Please count the lines in the records below that include the word "ylabel" and report only the total.

Data entries for graphics
######

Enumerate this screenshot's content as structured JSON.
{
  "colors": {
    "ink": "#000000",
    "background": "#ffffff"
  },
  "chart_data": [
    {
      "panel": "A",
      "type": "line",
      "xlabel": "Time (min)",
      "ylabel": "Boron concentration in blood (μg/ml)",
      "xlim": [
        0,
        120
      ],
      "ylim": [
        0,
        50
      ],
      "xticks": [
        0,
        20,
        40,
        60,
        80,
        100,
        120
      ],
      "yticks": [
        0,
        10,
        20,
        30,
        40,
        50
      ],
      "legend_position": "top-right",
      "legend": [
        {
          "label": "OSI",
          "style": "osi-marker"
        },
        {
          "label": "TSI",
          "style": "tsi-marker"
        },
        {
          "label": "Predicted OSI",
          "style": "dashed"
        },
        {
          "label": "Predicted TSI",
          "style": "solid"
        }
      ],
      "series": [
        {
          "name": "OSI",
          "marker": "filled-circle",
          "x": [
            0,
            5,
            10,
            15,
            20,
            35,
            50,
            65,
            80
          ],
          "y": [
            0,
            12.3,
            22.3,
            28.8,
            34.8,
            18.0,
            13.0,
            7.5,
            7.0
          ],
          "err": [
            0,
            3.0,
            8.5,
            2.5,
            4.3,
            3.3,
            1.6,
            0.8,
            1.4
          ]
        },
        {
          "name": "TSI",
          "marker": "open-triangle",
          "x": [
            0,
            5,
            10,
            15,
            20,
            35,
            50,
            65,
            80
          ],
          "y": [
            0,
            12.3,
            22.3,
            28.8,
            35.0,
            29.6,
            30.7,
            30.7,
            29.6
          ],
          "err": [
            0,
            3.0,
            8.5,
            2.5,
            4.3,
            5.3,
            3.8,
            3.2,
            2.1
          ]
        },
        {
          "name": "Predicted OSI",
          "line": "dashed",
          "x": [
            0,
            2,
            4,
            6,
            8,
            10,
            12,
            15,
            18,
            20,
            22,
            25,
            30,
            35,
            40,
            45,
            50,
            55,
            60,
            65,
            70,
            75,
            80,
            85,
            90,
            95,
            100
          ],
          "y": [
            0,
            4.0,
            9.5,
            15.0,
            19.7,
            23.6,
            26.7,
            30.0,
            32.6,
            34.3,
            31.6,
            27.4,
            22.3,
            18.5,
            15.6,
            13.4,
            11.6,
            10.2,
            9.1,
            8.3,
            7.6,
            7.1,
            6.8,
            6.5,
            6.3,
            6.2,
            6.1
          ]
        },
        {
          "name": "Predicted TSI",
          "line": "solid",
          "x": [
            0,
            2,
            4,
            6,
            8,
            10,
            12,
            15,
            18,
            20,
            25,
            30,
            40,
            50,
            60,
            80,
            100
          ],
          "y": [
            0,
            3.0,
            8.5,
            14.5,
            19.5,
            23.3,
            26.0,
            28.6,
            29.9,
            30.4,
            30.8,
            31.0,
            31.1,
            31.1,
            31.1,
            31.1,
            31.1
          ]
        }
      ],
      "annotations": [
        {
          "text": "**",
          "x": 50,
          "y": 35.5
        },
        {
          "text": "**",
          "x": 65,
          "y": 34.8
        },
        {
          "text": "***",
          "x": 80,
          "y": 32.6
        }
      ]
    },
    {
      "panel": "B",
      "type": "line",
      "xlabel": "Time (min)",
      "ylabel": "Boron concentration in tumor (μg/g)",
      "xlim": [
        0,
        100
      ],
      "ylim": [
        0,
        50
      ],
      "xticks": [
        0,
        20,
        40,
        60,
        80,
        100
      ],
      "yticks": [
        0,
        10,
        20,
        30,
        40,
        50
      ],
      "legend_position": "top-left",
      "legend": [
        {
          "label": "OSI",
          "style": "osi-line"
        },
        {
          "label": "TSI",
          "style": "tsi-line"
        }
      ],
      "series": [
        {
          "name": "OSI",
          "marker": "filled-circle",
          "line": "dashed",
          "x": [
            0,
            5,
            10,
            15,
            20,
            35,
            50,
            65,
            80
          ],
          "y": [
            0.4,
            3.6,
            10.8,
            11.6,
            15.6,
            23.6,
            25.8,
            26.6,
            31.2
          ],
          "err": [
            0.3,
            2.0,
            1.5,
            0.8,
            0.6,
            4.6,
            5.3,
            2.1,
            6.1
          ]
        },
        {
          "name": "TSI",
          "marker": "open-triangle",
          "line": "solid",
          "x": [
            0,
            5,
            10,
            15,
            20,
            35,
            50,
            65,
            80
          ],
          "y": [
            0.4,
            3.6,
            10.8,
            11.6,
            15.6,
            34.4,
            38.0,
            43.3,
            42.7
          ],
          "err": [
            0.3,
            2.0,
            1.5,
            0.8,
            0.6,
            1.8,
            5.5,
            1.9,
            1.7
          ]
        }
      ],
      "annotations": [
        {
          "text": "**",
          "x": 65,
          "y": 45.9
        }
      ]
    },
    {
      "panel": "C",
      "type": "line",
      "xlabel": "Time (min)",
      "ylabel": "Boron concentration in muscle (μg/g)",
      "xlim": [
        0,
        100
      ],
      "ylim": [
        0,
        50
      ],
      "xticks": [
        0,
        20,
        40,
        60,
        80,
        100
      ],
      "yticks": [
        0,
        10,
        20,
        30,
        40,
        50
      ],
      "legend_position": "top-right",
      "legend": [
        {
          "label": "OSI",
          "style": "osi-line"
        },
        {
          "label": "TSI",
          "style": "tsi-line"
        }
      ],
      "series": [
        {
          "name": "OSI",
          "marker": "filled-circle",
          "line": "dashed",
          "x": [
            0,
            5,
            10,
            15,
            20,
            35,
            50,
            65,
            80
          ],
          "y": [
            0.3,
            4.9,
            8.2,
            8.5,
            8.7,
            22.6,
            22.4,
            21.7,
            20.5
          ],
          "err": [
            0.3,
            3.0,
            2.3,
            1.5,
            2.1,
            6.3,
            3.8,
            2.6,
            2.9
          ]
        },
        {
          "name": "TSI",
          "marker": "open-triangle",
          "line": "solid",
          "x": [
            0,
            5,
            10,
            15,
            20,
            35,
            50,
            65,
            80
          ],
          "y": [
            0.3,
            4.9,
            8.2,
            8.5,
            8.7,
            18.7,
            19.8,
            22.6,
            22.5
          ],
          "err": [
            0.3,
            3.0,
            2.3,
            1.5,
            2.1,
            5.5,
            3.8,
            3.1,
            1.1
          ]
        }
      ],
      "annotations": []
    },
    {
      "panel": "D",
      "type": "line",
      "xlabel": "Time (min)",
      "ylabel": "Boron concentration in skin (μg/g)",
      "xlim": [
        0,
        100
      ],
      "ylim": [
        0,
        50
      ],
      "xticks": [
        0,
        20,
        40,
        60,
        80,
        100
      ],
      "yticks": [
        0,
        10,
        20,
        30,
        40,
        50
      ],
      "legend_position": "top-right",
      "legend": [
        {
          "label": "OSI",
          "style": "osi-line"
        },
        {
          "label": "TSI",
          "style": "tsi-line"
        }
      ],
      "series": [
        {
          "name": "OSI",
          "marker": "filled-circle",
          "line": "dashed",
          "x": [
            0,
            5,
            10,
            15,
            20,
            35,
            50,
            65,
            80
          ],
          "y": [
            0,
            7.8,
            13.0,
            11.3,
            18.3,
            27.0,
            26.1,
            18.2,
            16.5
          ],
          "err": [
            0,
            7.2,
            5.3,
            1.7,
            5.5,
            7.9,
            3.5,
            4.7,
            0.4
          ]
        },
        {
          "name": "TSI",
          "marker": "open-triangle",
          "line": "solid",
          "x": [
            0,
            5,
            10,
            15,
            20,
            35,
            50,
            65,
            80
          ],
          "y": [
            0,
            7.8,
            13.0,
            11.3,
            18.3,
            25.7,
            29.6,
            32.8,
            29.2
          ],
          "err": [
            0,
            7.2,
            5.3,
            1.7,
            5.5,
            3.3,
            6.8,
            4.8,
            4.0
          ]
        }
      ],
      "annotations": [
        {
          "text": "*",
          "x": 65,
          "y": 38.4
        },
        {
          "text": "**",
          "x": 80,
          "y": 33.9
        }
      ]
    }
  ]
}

######

__WRITTEN RESPONSE__. 4